-- START Records to process --

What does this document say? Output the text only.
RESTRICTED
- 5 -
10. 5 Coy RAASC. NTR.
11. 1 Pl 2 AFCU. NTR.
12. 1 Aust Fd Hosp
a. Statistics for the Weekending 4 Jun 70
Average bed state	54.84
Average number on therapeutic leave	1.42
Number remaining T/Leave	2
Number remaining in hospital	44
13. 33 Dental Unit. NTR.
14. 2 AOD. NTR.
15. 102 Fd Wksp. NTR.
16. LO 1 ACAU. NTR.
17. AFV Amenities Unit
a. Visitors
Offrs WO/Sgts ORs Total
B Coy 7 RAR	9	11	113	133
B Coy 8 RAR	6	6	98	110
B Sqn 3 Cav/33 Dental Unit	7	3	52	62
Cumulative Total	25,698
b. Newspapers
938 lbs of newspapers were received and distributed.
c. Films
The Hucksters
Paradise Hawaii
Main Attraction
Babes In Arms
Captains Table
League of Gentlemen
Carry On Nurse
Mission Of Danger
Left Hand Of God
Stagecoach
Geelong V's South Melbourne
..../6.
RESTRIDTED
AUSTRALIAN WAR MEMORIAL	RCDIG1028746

-- END Records to process --

Lines containing the string "Average" are to be selected and copied.

Correct answer →
Average bed state	54.84
Average number on therapeutic leave	1.42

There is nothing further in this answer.